Single out the lines that include the word "defined". Copy them.
----
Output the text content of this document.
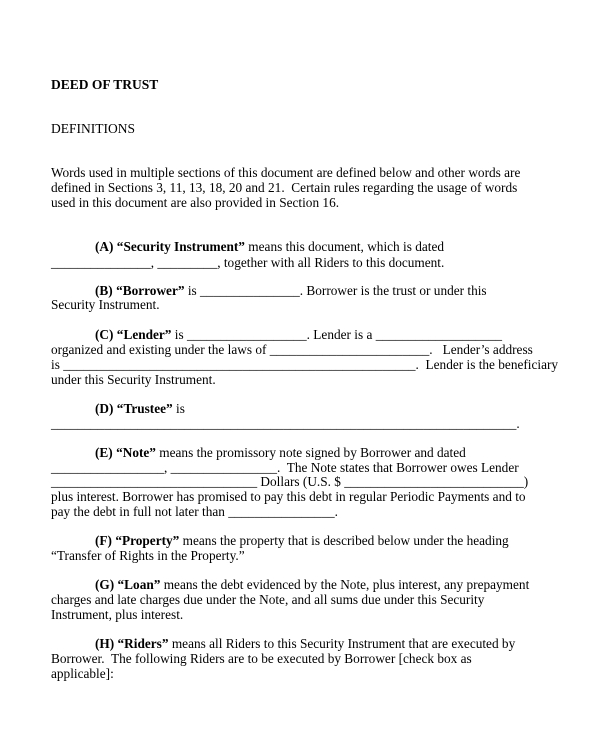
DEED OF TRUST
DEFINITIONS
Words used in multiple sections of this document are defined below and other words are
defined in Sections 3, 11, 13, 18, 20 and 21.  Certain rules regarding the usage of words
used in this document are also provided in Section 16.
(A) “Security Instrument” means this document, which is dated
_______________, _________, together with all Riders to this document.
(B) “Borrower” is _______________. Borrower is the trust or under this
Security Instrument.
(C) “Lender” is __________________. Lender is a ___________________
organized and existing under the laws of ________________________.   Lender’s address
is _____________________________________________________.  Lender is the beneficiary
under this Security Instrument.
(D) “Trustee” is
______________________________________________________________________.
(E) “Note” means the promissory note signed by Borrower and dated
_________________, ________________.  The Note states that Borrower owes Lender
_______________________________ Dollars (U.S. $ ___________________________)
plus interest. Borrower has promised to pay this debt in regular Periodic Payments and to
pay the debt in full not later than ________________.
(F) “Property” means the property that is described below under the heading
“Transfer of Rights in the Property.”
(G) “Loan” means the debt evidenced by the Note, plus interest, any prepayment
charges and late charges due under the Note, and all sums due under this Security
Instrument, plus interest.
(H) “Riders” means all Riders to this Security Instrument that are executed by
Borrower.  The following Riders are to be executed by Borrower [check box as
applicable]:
----
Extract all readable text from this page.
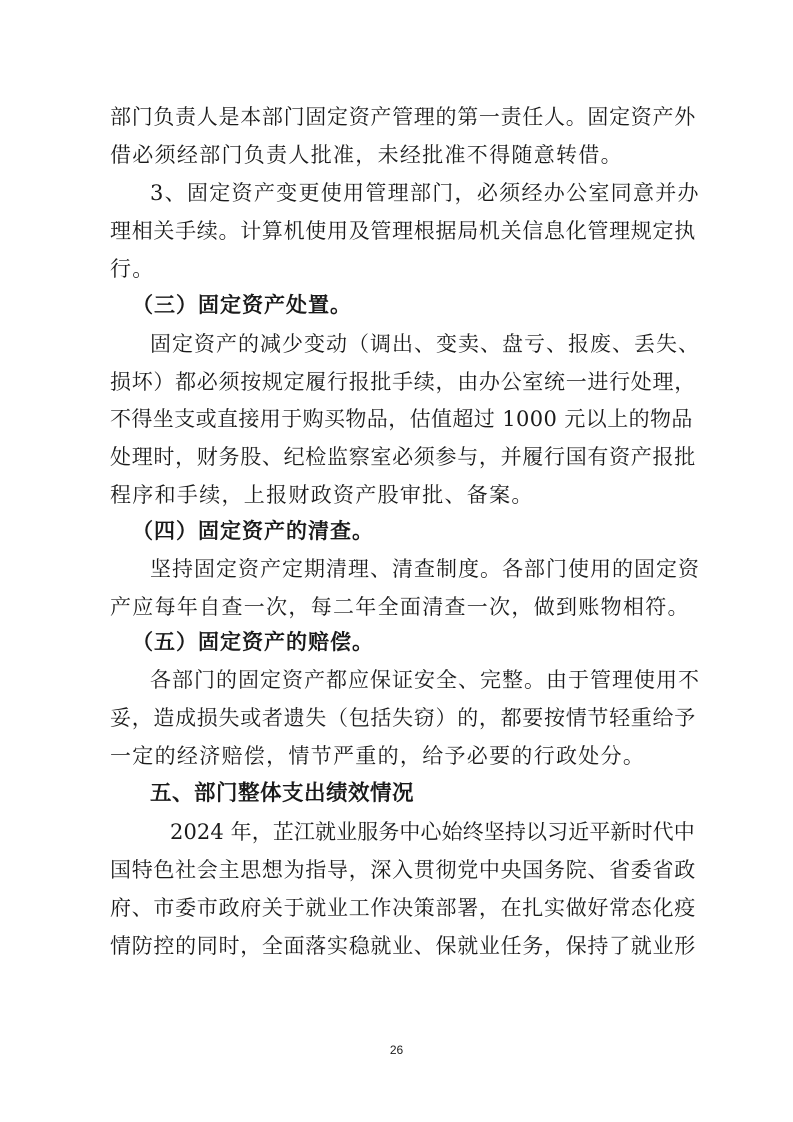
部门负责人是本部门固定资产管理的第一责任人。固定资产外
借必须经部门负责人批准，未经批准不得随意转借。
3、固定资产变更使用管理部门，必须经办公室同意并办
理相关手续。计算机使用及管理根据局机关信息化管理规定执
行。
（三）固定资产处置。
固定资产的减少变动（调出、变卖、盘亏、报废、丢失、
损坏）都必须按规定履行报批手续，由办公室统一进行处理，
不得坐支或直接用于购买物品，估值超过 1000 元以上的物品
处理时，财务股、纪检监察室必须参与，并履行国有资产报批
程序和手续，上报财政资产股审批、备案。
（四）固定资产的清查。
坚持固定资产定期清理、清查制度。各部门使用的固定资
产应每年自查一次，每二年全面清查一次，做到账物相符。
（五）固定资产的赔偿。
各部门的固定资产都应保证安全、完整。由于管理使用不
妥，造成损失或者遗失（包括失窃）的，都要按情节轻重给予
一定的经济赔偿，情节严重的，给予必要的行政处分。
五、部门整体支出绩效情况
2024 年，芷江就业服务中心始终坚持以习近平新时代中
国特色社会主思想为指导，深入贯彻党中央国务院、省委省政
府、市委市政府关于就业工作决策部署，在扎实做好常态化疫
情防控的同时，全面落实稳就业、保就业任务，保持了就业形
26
----
Output of the exercise.
Words used in multiple sections of this document are defined below and other words are
defined in Sections 3, 11, 13, 18, 20 and 21.  Certain rules regarding the usage of words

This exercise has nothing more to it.